• [What you are asked to do] All lines in which the word "rosa" occurs are to be extracted.

(Data records)

(begin)

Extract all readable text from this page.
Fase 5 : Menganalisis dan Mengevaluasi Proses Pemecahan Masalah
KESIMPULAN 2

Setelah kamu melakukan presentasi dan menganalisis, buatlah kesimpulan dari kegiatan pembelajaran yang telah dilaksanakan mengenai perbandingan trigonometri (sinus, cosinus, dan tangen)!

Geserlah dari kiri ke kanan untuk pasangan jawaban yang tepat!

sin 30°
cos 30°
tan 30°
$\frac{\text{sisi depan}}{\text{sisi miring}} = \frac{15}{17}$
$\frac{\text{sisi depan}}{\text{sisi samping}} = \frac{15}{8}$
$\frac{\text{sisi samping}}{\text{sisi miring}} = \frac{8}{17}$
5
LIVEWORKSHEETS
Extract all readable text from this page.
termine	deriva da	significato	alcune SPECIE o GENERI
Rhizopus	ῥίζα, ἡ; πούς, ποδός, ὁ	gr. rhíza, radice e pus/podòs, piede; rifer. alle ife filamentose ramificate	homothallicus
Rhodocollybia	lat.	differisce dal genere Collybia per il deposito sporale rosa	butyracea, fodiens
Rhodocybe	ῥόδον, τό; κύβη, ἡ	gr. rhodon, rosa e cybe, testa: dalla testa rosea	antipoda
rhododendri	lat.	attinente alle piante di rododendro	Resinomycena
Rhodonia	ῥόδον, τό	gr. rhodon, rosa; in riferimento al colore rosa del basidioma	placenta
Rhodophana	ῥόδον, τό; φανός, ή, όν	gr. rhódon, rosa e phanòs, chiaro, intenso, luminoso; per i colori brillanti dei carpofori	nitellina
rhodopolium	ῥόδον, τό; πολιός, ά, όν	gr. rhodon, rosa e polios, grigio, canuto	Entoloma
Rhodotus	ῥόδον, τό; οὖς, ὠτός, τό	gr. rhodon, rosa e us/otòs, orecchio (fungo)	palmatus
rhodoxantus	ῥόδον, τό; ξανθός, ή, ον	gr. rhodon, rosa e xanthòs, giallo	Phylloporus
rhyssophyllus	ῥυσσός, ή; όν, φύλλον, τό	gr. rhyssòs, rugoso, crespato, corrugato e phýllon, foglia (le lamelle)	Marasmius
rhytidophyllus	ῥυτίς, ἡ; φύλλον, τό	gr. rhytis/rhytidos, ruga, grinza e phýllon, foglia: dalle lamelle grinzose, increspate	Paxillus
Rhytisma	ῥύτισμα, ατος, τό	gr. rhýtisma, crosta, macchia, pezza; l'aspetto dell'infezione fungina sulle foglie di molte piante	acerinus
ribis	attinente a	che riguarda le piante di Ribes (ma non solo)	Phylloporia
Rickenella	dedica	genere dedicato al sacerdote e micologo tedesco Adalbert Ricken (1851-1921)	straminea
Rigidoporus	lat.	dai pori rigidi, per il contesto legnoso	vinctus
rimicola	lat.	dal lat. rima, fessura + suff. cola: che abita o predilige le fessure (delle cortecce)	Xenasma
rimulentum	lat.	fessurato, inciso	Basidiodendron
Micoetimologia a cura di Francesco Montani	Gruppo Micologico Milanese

(end)

• [Correct response]
Rhodocollybia	lat.	differisce dal genere Collybia per il deposito sporale rosa	butyracea, fodiens
Rhodocybe	ῥόδον, τό; κύβη, ἡ	gr. rhodon, rosa e cybe, testa: dalla testa rosea	antipoda
Rhodonia	ῥόδον, τό	gr. rhodon, rosa; in riferimento al colore rosa del basidioma	placenta
Rhodophana	ῥόδον, τό; φανός, ή, όν	gr. rhódon, rosa e phanòs, chiaro, intenso, luminoso; per i colori brillanti dei carpofori	nitellina
rhodopolium	ῥόδον, τό; πολιός, ά, όν	gr. rhodon, rosa e polios, grigio, canuto	Entoloma
Rhodotus	ῥόδον, τό; οὖς, ὠτός, τό	gr. rhodon, rosa e us/otòs, orecchio (fungo)	palmatus
rhodoxantus	ῥόδον, τό; ξανθός, ή, ον	gr. rhodon, rosa e xanthòs, giallo	Phylloporus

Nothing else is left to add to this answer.